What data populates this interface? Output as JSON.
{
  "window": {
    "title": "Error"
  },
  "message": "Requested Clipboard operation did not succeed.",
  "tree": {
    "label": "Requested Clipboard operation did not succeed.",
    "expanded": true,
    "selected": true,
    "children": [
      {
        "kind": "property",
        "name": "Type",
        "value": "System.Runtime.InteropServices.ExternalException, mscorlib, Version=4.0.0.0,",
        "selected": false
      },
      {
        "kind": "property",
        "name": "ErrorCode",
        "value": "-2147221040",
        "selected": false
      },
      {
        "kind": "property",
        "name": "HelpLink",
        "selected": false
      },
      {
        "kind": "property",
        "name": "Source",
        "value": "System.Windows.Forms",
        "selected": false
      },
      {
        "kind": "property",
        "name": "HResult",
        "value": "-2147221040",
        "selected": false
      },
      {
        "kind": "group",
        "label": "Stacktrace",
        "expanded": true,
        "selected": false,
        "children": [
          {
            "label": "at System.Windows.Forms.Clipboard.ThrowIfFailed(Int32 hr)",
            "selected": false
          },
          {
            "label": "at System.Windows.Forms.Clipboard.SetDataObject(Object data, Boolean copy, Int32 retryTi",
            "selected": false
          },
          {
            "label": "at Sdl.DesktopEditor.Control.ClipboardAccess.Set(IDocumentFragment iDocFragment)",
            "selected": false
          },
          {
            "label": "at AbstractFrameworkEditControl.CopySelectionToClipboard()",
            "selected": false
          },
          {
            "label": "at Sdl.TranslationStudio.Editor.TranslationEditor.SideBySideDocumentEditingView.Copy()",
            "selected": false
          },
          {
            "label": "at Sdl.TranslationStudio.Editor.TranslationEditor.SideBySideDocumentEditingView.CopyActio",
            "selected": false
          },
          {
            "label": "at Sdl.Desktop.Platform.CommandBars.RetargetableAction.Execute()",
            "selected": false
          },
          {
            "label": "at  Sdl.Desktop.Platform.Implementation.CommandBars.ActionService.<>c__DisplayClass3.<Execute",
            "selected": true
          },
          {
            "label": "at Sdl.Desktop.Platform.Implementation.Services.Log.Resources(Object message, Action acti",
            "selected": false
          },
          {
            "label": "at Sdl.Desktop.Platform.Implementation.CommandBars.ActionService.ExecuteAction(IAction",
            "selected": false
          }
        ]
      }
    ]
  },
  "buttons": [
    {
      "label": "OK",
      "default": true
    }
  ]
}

- - -

- **Task goal**
Look through the data and gather every line with the string "Requested" in it.

- **Answer to this exercise**
  "message": "Requested Clipboard operation did not succeed.",
    "label": "Requested Clipboard operation did not succeed.",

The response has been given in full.